■ **BACAAN YANG DIBERIKAN**
Hal yang menguatkan hal itu adalah hadits tersebut diriwayatkan dari jalur
sahabat Abu Hurairah radhiyallahu ‘anhu dengan lafal:
"Tidak ada seorang murabith pun yang berjaga-jaga di jalan Allah lalu
ia berpuasa sehari di jalan Allah kecuali Allah akan menjauhkan wajahnya [yaitu
dirinya] dari neraka sejauh 70 musim gugur [yaitu 70 tahun].” (HR. Abu
Thahir adz-Dzuhli dalam Al-Fawaid. Fathul Bari Syarh Shahih al-Bukhari, 6/48)
Imam An-Nawawi berkata: “Hadits ini dibawa pada pengertian apabila puasa
tidak membahayakan dirinya, tidak membuatnya meninggalkan suatu kewajiban,
tidak membuat peperangannya melemah dan tidak melemahkannya dari tugas-tugas
lainnya dalam peperangannya.” (An-Nawawi, Syarh Shahih Muslim, 8/33)
Imam Ibnu Daqiqil ‘Ied berkata: “Sabda beliau di jalan Allah, menurut ‘urf
(kebiasaan) mayoritas penggunaan istilah ini adalah untuk perkara jihad.”
(Ibnu Daqiqil ‘Ied, Ihkam al-Ahkam Syarh Umdat al-Ahkam, 2/37)
Imam Ibnul Jauzi al-Hambali berkata: “Jika disebutkan lafal jihad begitu
saja [tanpa ada kata lain yang mengiringinya] maka maknanya adalah jihad.” (Ibnu
Hajar al-Asqalani, Fathul Bari Syarhu Shahih al-Bukhari, 6/48)

■ **DATA TERCATAT**
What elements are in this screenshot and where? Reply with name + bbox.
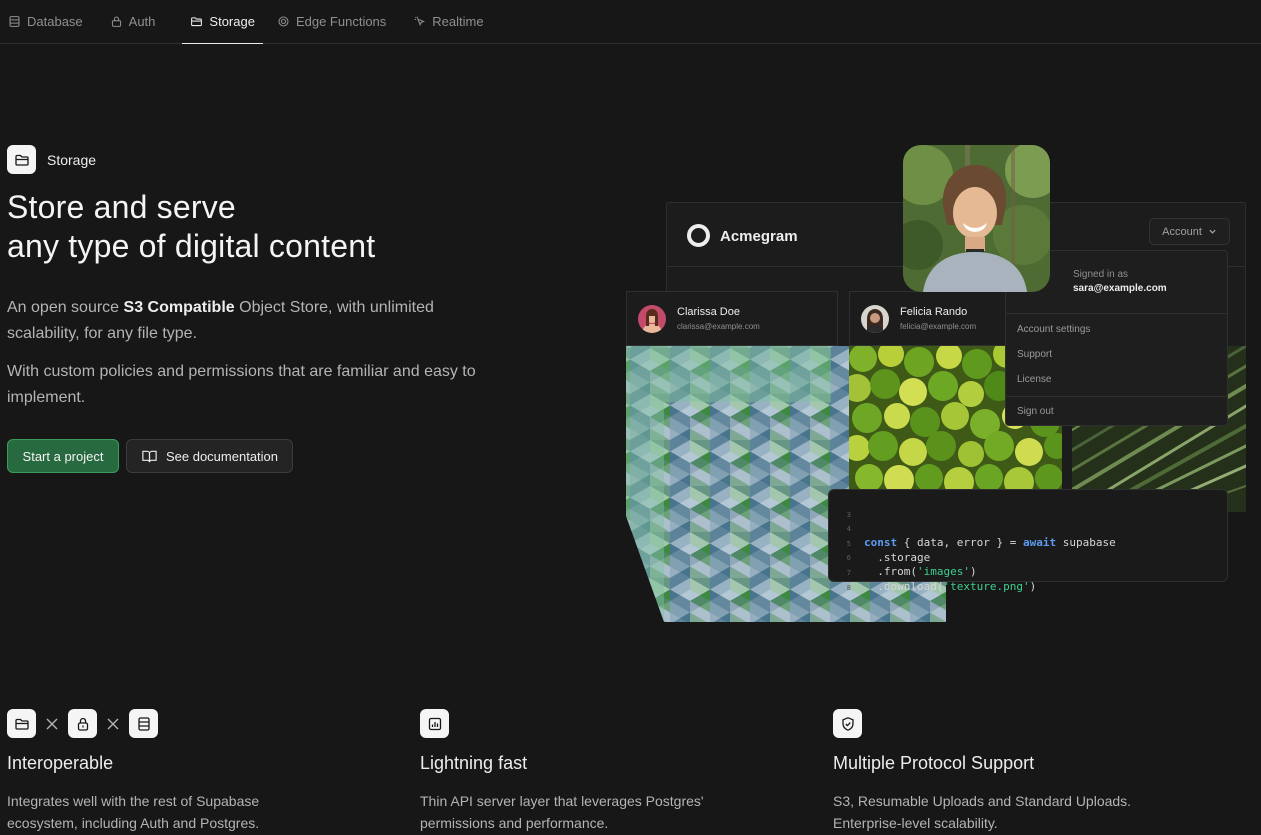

■ **TUGAS LATIHAN 1**
Dalam bacaan tentang hadits puasa di jalan Allah, untuk perkara apa istilah "di jalan Allah" umumnya dipakai menurut 'urf, sebagaimana dikatakan Imam Ibnu Daqiqil 'Ied?
■ **TUGAS LATIHAN 2**
Sebutkan semua judul kitab yang dijadikan rujukan dalam bacaan tentang hadits puasa di jalan Allah.
■ **TUGAS LATIHAN 3**
Teruskan bacaan tentang hadits puasa di jalan Allah mulai dari kalimat terakhirnya.
Baris-baris data tidak berkaitan dengan bacaan.

■ **JAWABAN TUGAS 1**
Untuk perkara jihad.

■ **JAWABAN TUGAS 2**
- Al-Fawaid
- Fathul Bari Syarh Shahih al-Bukhari
- Syarh Shahih Muslim
- Ihkam al-Ahkam Syarh Umdat al-Ahkam

■ **JAWABAN TUGAS 3**
Hadits-hadits shahih juga telah menjelaskan keutamaan ribath di jalan Allah.
Dari Salman al-Farisi radhiyallahu ‘anhu berkata: Aku telah mendengar
Rasulullah Shallallahu ‘alaihi wa salam bersabda: “Berjaga-jaga [di medan
perang] selama sehari-semalam itu lebih utama daripada puasa selama satu bulan
penuh dan shalat malam selama sebulan penuh, dan jika ia mati saat menjalankan
tugas jaga tersebut niscaya ia akan aman dari [siksaan] dua malaikat
kubur dan amal yang biasa ia kerjakan akan terus mengalir pahalanya
sampai hari kiamat.” (HR. Muslim no. 1913 dan Tirmidzi no. 1665, dengan
lafal Tirmidzi)
Dari Utsman bin Affan radhiyallahu ‘anhu berkata: Aku telah mendengar
Rasulullah Shallallahu ‘alaihi wa salam bersabda: “Berjaga-jaga satu hari di
[medan perang] di jalan Allah itu lebih baik dari 1000 hari di tempat
selainnya.” (HR. Tirmidzi no. 1667, An-Nasai no. 3169, hadits hasan)
Sahabat Abu Hurairah radhiyallahu ‘anhu berkata:
“Berjaga-jaga di medan perang di jalan Allah selama semalam adalah lebih aku
sukai daripada saya melakukan shalat tarawih dan witir pada malam lailatul
qadar di sisi Hajar Aswad.” (Ibnu Taimiyah, Majmu’ Fatawa, 28/6)
9. Umrah Ramadhan
Keutamaan umrah di bulan suci Ramadhan dijelaskan dalam hadits shahih:
“Jika datang bulan Ramadhan, maka lakukanlah olehmu umrah, sebab umrah pada
bulan tersebut setara [pahalanya] dengan [pahala] haji.” (HR. Bukhari no.
1782 dan Muslim no. 1256)
"Sesungguhnya [pahala] umrah di bulan suci Ramadhan itu setara dengan
pahala haji atau haji bersamaku.” (HR. Bukhari no. 1863 dan Muslim no.
1256)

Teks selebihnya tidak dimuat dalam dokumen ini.